• WHAT TO WORK ON:
Tell how many lines contain the word "国债到期收益率". Reply with the number only.

* begin LISTED RECORDS *

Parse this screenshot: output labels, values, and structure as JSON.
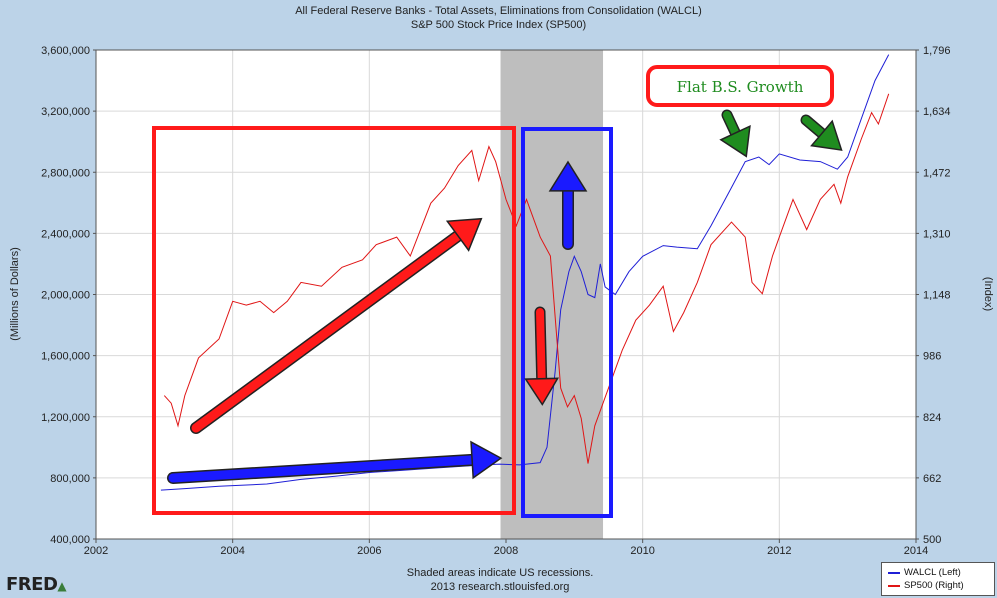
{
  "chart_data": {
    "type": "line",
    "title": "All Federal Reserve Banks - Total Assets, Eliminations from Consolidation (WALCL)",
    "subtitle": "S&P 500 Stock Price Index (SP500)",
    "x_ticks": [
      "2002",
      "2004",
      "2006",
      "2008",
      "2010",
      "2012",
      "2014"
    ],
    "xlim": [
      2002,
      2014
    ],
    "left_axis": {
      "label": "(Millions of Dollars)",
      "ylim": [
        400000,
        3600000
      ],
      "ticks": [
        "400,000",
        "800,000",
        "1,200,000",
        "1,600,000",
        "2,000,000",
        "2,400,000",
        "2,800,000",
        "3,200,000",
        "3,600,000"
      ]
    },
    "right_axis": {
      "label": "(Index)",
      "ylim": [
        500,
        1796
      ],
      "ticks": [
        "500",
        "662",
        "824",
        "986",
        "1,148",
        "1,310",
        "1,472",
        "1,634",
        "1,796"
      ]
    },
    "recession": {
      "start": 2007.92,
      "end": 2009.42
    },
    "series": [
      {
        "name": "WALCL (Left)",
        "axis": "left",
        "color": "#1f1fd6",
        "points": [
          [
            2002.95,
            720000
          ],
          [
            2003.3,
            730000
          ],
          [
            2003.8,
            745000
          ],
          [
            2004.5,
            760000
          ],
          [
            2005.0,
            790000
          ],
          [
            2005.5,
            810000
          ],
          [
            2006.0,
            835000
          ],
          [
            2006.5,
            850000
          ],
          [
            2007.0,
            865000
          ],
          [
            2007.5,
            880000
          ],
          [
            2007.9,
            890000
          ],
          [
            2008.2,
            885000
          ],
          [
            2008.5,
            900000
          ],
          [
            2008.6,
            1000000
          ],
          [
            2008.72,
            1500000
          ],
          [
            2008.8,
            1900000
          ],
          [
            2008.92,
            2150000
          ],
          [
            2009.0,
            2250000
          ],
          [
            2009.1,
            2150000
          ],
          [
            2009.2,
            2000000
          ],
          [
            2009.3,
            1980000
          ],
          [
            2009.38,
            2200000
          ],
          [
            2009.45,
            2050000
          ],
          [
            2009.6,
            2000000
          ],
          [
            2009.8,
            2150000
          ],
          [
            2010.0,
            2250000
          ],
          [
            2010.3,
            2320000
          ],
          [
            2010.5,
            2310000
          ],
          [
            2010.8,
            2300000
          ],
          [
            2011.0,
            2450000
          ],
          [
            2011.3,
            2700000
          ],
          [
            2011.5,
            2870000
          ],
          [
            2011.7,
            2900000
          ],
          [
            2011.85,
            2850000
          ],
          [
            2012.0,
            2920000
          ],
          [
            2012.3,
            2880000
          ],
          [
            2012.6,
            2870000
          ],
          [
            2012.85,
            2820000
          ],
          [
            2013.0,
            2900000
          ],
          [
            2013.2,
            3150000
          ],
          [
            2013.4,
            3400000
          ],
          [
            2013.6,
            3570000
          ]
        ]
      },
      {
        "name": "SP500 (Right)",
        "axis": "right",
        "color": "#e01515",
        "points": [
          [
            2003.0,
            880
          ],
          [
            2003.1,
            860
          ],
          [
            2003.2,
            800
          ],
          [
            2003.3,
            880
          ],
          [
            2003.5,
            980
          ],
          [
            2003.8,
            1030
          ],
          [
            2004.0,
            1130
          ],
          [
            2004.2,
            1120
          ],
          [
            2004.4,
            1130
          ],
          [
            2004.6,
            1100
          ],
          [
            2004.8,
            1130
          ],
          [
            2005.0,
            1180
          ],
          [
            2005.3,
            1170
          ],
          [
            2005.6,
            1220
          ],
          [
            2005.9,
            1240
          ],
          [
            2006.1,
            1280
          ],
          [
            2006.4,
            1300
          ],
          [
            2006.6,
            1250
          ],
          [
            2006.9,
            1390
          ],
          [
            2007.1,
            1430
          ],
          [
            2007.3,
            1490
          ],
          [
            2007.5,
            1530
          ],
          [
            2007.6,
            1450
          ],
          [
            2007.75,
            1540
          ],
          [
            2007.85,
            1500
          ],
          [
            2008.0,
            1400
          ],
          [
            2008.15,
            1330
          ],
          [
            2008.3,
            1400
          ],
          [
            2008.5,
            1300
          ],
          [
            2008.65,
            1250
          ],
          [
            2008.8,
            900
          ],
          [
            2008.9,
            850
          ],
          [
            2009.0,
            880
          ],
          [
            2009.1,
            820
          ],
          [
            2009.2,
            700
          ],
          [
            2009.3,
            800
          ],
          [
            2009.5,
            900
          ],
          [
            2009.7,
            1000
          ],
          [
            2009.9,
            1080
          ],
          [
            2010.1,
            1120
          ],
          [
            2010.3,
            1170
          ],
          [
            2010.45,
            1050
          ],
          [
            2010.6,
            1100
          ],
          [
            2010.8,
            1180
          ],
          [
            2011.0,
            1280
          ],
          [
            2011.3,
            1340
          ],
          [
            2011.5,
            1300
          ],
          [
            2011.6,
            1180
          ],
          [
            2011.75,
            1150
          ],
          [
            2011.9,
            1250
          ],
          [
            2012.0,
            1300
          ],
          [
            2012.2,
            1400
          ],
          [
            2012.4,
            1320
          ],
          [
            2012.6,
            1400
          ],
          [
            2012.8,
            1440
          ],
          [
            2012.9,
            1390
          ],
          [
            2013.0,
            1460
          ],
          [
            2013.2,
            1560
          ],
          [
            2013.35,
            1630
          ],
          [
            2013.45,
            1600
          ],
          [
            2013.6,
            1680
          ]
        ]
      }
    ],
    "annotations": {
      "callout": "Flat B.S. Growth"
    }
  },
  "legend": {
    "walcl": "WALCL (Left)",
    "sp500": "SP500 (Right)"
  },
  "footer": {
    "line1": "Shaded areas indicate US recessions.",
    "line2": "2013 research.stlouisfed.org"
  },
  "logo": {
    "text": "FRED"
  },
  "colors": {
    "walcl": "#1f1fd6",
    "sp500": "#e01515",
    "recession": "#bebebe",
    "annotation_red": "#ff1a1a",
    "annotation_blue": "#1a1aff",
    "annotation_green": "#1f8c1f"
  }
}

* end LISTED RECORDS *
* begin LISTED RECORDS *

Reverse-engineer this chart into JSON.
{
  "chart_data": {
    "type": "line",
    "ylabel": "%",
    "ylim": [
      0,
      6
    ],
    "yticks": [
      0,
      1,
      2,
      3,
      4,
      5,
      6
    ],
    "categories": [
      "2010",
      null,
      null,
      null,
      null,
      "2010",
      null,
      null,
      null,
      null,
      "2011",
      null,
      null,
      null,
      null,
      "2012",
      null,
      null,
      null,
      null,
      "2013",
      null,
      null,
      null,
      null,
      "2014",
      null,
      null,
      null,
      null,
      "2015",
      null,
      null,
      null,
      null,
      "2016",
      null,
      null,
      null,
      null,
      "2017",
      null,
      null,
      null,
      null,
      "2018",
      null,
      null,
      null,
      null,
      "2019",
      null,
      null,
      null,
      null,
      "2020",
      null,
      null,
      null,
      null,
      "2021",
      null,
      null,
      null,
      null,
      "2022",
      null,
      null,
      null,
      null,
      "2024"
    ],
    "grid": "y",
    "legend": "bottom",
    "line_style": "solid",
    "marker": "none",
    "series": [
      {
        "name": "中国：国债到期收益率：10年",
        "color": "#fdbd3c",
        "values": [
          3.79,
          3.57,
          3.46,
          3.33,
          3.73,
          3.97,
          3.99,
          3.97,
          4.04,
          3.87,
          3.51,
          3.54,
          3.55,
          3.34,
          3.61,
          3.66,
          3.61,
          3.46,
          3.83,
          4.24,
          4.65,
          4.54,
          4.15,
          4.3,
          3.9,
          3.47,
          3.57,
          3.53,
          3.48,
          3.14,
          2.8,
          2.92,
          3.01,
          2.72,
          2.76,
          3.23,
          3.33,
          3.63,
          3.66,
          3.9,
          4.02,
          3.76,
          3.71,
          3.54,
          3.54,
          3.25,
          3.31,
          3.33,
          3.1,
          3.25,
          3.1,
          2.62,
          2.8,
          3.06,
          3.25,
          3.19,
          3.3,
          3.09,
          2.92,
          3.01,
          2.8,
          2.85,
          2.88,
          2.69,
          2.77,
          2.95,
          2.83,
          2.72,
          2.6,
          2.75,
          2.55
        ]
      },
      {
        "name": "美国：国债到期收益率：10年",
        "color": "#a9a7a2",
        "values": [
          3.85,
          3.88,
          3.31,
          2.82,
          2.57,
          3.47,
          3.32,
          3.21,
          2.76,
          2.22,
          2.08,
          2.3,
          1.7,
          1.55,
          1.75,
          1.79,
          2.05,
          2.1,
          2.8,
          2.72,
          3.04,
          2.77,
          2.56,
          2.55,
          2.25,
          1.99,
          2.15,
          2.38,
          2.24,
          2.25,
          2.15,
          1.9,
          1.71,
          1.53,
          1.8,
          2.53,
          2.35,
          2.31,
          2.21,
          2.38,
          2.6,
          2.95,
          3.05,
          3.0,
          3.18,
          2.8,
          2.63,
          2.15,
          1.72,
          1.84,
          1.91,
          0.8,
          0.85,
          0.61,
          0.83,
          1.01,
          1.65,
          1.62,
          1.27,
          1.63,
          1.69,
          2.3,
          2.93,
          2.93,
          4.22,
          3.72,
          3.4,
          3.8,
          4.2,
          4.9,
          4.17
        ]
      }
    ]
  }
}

* end LISTED RECORDS *
* begin LISTED RECORDS *

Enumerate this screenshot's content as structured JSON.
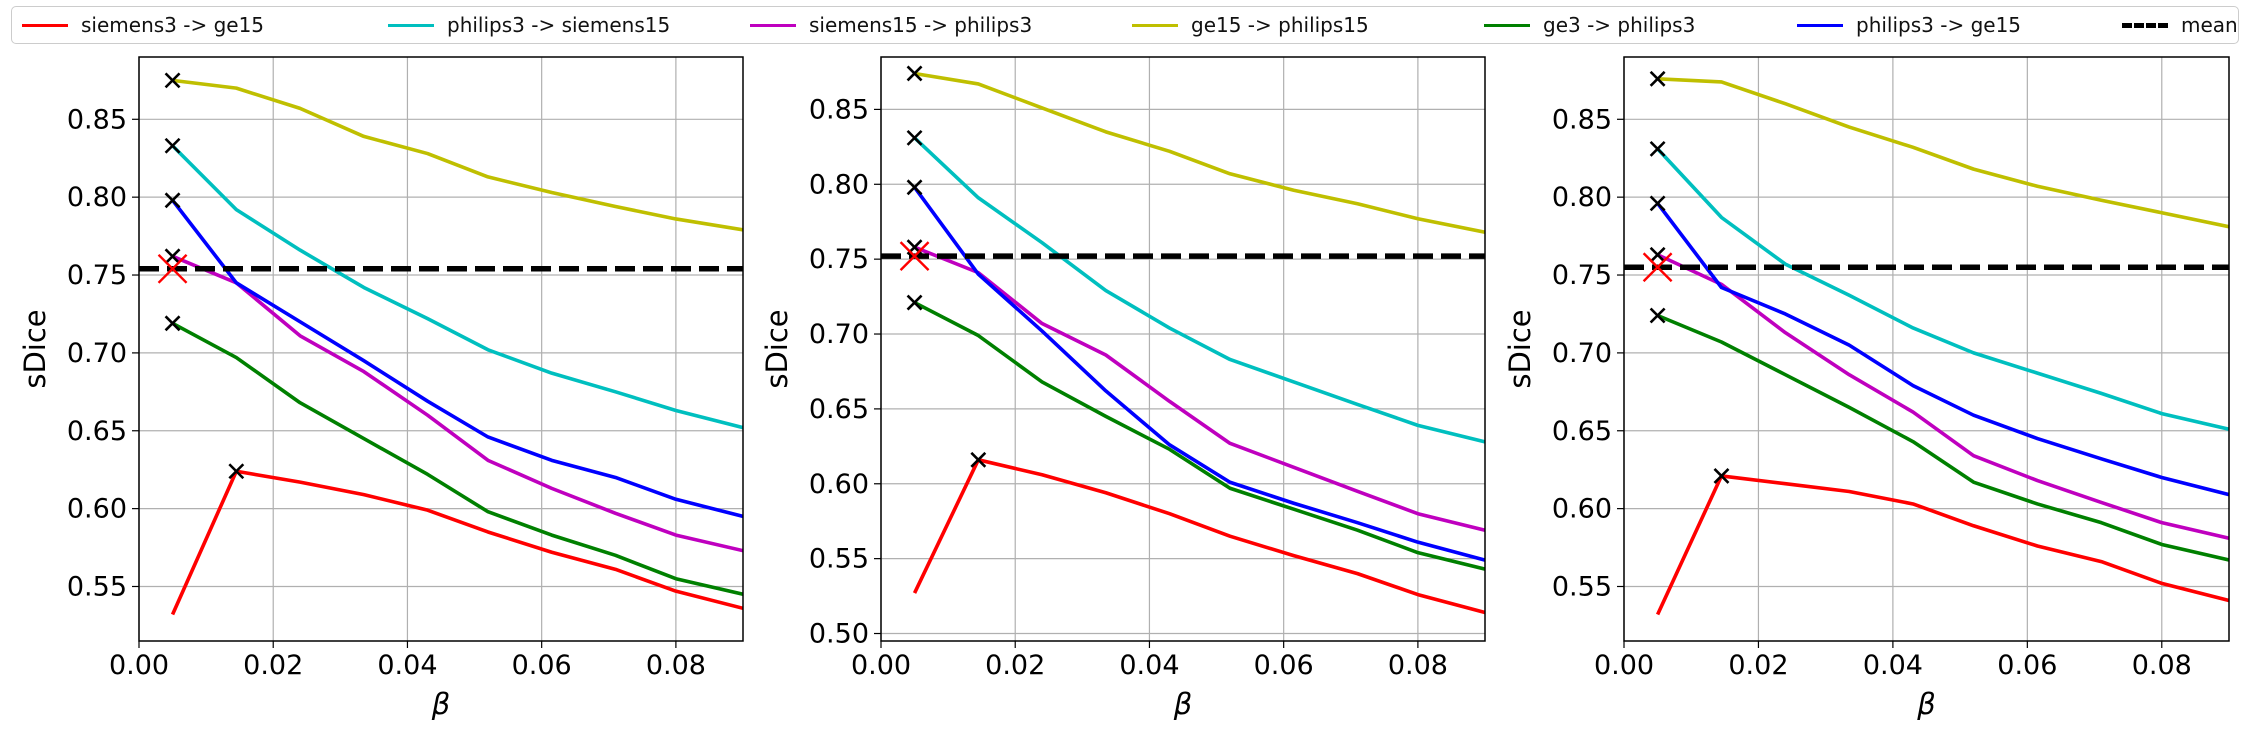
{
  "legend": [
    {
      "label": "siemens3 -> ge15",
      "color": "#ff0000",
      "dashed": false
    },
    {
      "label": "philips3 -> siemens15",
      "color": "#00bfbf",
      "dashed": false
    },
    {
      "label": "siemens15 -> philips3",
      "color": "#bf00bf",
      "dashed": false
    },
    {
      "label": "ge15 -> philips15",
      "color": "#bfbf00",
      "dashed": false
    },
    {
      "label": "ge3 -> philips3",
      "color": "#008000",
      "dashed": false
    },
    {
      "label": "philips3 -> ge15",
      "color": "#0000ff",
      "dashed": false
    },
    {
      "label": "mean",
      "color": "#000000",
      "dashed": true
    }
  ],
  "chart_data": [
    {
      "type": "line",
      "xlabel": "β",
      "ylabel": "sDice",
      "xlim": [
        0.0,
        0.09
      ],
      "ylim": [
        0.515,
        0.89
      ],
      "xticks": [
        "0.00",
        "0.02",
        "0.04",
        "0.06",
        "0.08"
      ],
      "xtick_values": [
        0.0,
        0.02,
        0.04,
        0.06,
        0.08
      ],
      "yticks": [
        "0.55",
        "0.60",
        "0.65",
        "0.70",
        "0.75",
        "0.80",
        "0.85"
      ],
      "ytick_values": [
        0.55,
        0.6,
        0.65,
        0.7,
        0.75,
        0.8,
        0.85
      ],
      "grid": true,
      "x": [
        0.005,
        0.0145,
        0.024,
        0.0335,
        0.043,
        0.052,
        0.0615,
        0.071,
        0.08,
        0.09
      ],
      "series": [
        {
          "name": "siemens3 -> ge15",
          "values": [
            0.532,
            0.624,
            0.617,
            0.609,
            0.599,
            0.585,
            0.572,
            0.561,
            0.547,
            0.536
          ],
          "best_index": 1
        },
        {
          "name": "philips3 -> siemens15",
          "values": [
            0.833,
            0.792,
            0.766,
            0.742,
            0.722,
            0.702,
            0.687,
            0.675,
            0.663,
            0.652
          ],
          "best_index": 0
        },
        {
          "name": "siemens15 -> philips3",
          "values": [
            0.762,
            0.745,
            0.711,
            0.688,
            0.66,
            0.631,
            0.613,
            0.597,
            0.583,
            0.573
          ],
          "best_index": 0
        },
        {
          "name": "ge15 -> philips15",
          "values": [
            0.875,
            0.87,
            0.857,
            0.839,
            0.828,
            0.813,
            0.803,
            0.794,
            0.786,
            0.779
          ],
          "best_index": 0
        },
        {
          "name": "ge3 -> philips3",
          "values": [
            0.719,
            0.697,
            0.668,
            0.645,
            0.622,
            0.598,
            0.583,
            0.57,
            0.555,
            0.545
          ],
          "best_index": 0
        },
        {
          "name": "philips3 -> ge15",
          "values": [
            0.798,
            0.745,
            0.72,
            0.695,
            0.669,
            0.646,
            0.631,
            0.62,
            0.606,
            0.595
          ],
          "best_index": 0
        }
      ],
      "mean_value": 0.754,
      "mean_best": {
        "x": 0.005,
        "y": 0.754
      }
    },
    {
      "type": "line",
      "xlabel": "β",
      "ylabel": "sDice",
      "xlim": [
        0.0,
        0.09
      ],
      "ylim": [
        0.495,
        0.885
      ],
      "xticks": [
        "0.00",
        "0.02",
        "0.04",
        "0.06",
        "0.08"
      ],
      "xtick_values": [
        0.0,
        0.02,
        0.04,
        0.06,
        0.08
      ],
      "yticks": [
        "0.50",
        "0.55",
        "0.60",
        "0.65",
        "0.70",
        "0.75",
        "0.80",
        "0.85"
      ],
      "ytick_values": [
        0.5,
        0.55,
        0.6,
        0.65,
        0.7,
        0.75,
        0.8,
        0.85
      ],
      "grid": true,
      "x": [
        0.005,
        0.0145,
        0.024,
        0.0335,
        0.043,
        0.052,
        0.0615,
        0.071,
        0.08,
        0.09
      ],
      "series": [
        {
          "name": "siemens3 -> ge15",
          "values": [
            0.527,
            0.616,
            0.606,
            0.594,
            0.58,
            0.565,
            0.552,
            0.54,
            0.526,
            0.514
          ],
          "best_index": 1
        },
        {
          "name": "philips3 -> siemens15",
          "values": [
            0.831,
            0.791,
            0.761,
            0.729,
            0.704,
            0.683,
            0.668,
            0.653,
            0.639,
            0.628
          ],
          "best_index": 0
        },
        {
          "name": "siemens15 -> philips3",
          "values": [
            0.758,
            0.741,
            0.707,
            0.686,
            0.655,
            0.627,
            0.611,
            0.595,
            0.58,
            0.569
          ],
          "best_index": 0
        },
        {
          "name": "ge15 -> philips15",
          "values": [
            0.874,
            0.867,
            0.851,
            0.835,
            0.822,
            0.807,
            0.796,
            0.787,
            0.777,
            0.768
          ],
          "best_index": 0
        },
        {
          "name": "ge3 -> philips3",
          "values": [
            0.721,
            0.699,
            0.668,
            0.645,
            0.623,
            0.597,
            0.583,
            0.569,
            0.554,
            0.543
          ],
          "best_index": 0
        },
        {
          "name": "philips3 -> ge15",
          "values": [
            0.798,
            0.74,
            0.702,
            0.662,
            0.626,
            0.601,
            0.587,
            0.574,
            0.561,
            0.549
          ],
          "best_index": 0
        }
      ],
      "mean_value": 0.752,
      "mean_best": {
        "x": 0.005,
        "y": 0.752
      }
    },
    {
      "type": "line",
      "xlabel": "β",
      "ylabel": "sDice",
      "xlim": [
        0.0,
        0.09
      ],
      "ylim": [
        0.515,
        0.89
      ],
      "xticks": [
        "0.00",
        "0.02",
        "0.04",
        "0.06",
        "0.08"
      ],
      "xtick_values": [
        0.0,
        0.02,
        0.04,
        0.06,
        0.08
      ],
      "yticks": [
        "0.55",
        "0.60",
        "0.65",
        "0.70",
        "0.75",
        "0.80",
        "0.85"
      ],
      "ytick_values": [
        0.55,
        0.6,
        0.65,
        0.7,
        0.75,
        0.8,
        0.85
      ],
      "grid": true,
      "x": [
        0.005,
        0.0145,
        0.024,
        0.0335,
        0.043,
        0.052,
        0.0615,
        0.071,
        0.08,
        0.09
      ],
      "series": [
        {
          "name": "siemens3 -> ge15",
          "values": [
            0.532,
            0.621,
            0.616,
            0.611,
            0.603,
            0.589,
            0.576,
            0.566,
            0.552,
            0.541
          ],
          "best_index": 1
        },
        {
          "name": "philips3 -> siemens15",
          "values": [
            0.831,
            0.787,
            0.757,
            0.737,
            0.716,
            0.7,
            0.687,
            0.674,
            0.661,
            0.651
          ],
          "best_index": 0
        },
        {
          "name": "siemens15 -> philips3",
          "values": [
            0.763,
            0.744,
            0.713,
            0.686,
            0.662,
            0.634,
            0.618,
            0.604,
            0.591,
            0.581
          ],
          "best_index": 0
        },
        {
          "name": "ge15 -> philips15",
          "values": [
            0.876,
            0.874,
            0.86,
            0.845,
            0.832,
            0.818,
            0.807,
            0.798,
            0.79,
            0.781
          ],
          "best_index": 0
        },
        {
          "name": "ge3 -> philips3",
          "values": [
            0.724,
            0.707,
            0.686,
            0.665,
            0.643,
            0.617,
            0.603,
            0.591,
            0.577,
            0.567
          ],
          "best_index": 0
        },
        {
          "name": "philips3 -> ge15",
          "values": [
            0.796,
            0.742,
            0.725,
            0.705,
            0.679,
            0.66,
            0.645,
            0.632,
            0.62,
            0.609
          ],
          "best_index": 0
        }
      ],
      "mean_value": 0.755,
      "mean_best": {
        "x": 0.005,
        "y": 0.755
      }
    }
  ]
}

* end LISTED RECORDS *

• WORKED ANSWER:
2